- _EXERCISE TASK_: Provide the records once more, identical to the original.

- _MATERIAL PROVIDED_:
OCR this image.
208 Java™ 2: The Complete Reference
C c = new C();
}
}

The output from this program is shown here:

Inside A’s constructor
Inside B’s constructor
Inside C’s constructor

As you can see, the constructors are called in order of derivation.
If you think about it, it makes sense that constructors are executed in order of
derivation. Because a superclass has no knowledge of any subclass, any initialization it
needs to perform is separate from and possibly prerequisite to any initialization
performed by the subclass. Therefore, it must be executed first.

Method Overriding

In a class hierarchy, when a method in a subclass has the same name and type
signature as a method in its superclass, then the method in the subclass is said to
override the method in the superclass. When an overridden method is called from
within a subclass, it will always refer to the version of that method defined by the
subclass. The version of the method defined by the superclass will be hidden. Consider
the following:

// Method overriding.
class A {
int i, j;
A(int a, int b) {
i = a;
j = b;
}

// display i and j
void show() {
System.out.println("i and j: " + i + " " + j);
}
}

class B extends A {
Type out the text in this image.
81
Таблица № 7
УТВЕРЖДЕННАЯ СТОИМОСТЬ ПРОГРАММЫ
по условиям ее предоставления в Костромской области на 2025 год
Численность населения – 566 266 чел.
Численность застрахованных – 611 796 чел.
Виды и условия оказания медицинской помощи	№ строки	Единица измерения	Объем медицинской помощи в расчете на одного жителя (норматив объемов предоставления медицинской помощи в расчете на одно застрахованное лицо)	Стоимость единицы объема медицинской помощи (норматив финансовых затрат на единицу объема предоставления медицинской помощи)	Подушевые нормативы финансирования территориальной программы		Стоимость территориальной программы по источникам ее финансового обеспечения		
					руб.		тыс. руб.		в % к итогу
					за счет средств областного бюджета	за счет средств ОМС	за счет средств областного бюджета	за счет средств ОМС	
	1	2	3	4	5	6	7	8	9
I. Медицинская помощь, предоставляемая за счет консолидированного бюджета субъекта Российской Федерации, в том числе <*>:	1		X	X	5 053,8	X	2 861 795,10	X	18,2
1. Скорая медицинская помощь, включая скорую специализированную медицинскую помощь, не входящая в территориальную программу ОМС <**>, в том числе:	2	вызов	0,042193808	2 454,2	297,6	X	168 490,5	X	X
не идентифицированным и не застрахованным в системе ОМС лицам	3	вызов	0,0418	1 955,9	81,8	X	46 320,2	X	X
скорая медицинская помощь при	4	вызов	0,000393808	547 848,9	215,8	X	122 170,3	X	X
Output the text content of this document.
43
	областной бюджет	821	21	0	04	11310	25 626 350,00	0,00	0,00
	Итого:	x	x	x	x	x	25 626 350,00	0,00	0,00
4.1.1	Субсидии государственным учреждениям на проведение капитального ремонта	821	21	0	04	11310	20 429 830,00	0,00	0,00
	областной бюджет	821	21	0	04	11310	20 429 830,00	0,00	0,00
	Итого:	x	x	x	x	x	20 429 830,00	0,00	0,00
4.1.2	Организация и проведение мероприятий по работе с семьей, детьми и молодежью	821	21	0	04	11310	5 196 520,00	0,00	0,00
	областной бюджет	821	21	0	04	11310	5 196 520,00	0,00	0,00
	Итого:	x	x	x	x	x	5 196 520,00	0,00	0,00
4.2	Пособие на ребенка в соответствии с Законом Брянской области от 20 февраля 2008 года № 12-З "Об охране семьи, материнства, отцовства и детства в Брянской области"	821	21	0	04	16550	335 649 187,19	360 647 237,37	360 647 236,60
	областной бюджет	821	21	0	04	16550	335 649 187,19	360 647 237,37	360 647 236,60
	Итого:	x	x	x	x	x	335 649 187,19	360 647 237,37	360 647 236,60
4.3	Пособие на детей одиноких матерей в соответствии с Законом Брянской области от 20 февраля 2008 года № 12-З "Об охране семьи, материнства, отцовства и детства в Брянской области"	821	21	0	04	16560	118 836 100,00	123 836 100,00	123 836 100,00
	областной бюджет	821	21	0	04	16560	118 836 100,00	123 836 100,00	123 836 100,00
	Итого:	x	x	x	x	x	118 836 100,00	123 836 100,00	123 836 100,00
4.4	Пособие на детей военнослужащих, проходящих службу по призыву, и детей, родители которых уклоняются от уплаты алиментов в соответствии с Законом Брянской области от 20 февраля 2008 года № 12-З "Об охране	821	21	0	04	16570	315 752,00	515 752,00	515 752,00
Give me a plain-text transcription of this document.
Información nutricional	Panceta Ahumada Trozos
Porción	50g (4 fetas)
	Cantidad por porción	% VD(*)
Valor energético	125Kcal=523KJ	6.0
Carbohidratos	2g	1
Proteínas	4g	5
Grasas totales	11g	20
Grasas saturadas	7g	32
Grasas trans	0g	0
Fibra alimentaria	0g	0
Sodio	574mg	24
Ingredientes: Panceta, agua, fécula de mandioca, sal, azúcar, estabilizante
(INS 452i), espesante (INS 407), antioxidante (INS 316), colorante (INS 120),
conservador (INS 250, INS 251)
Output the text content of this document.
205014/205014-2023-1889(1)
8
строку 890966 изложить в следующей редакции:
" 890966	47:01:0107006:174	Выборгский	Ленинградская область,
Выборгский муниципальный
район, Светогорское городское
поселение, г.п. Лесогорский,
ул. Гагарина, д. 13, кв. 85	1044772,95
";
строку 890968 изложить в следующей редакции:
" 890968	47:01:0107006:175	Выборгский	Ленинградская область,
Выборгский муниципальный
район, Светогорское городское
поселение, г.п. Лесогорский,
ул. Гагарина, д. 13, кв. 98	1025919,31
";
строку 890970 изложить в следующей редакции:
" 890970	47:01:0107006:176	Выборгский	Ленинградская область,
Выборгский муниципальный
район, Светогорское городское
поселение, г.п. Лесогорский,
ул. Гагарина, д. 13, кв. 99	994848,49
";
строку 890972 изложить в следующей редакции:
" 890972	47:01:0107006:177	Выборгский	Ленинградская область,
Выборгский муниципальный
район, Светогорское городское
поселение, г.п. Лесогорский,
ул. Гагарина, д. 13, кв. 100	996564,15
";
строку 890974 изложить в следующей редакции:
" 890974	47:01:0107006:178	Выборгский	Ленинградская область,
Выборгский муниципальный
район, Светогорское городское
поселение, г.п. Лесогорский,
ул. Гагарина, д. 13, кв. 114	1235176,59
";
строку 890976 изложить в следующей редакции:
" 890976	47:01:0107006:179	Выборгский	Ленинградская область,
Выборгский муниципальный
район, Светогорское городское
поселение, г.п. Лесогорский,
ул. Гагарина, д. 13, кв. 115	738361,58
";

- _FINISHED ANSWER_:
OCR this image.
208 Java™ 2: The Complete Reference
C c = new C();
}
}

The output from this program is shown here:

Inside A’s constructor
Inside B’s constructor
Inside C’s constructor

As you can see, the constructors are called in order of derivation.
If you think about it, it makes sense that constructors are executed in order of
derivation. Because a superclass has no knowledge of any subclass, any initialization it
needs to perform is separate from and possibly prerequisite to any initialization
performed by the subclass. Therefore, it must be executed first.

Method Overriding

In a class hierarchy, when a method in a subclass has the same name and type
signature as a method in its superclass, then the method in the subclass is said to
override the method in the superclass. When an overridden method is called from
within a subclass, it will always refer to the version of that method defined by the
subclass. The version of the method defined by the superclass will be hidden. Consider
the following:

// Method overriding.
class A {
int i, j;
A(int a, int b) {
i = a;
j = b;
}

// display i and j
void show() {
System.out.println("i and j: " + i + " " + j);
}
}

class B extends A {
Type out the text in this image.
81
Таблица № 7
УТВЕРЖДЕННАЯ СТОИМОСТЬ ПРОГРАММЫ
по условиям ее предоставления в Костромской области на 2025 год
Численность населения – 566 266 чел.
Численность застрахованных – 611 796 чел.
Виды и условия оказания медицинской помощи	№ строки	Единица измерения	Объем медицинской помощи в расчете на одного жителя (норматив объемов предоставления медицинской помощи в расчете на одно застрахованное лицо)	Стоимость единицы объема медицинской помощи (норматив финансовых затрат на единицу объема предоставления медицинской помощи)	Подушевые нормативы финансирования территориальной программы		Стоимость территориальной программы по источникам ее финансового обеспечения		
					руб.		тыс. руб.		в % к итогу
					за счет средств областного бюджета	за счет средств ОМС	за счет средств областного бюджета	за счет средств ОМС	
	1	2	3	4	5	6	7	8	9
I. Медицинская помощь, предоставляемая за счет консолидированного бюджета субъекта Российской Федерации, в том числе <*>:	1		X	X	5 053,8	X	2 861 795,10	X	18,2
1. Скорая медицинская помощь, включая скорую специализированную медицинскую помощь, не входящая в территориальную программу ОМС <**>, в том числе:	2	вызов	0,042193808	2 454,2	297,6	X	168 490,5	X	X
не идентифицированным и не застрахованным в системе ОМС лицам	3	вызов	0,0418	1 955,9	81,8	X	46 320,2	X	X
скорая медицинская помощь при	4	вызов	0,000393808	547 848,9	215,8	X	122 170,3	X	X
Output the text content of this document.
43
	областной бюджет	821	21	0	04	11310	25 626 350,00	0,00	0,00
	Итого:	x	x	x	x	x	25 626 350,00	0,00	0,00
4.1.1	Субсидии государственным учреждениям на проведение капитального ремонта	821	21	0	04	11310	20 429 830,00	0,00	0,00
	областной бюджет	821	21	0	04	11310	20 429 830,00	0,00	0,00
	Итого:	x	x	x	x	x	20 429 830,00	0,00	0,00
4.1.2	Организация и проведение мероприятий по работе с семьей, детьми и молодежью	821	21	0	04	11310	5 196 520,00	0,00	0,00
	областной бюджет	821	21	0	04	11310	5 196 520,00	0,00	0,00
	Итого:	x	x	x	x	x	5 196 520,00	0,00	0,00
4.2	Пособие на ребенка в соответствии с Законом Брянской области от 20 февраля 2008 года № 12-З "Об охране семьи, материнства, отцовства и детства в Брянской области"	821	21	0	04	16550	335 649 187,19	360 647 237,37	360 647 236,60
	областной бюджет	821	21	0	04	16550	335 649 187,19	360 647 237,37	360 647 236,60
	Итого:	x	x	x	x	x	335 649 187,19	360 647 237,37	360 647 236,60
4.3	Пособие на детей одиноких матерей в соответствии с Законом Брянской области от 20 февраля 2008 года № 12-З "Об охране семьи, материнства, отцовства и детства в Брянской области"	821	21	0	04	16560	118 836 100,00	123 836 100,00	123 836 100,00
	областной бюджет	821	21	0	04	16560	118 836 100,00	123 836 100,00	123 836 100,00
	Итого:	x	x	x	x	x	118 836 100,00	123 836 100,00	123 836 100,00
4.4	Пособие на детей военнослужащих, проходящих службу по призыву, и детей, родители которых уклоняются от уплаты алиментов в соответствии с Законом Брянской области от 20 февраля 2008 года № 12-З "Об охране	821	21	0	04	16570	315 752,00	515 752,00	515 752,00
Give me a plain-text transcription of this document.
Información nutricional	Panceta Ahumada Trozos
Porción	50g (4 fetas)
	Cantidad por porción	% VD(*)
Valor energético	125Kcal=523KJ	6.0
Carbohidratos	2g	1
Proteínas	4g	5
Grasas totales	11g	20
Grasas saturadas	7g	32
Grasas trans	0g	0
Fibra alimentaria	0g	0
Sodio	574mg	24
Ingredientes: Panceta, agua, fécula de mandioca, sal, azúcar, estabilizante
(INS 452i), espesante (INS 407), antioxidante (INS 316), colorante (INS 120),
conservador (INS 250, INS 251)
Output the text content of this document.
205014/205014-2023-1889(1)
8
строку 890966 изложить в следующей редакции:
" 890966	47:01:0107006:174	Выборгский	Ленинградская область,
Выборгский муниципальный
район, Светогорское городское
поселение, г.п. Лесогорский,
ул. Гагарина, д. 13, кв. 85	1044772,95
";
строку 890968 изложить в следующей редакции:
" 890968	47:01:0107006:175	Выборгский	Ленинградская область,
Выборгский муниципальный
район, Светогорское городское
поселение, г.п. Лесогорский,
ул. Гагарина, д. 13, кв. 98	1025919,31
";
строку 890970 изложить в следующей редакции:
" 890970	47:01:0107006:176	Выборгский	Ленинградская область,
Выборгский муниципальный
район, Светогорское городское
поселение, г.п. Лесогорский,
ул. Гагарина, д. 13, кв. 99	994848,49
";
строку 890972 изложить в следующей редакции:
" 890972	47:01:0107006:177	Выборгский	Ленинградская область,
Выборгский муниципальный
район, Светогорское городское
поселение, г.п. Лесогорский,
ул. Гагарина, д. 13, кв. 100	996564,15
";
строку 890974 изложить в следующей редакции:
" 890974	47:01:0107006:178	Выборгский	Ленинградская область,
Выборгский муниципальный
район, Светогорское городское
поселение, г.п. Лесогорский,
ул. Гагарина, д. 13, кв. 114	1235176,59
";
строку 890976 изложить в следующей редакции:
" 890976	47:01:0107006:179	Выборгский	Ленинградская область,
Выборгский муниципальный
район, Светогорское городское
поселение, г.п. Лесогорский,
ул. Гагарина, д. 13, кв. 115	738361,58
";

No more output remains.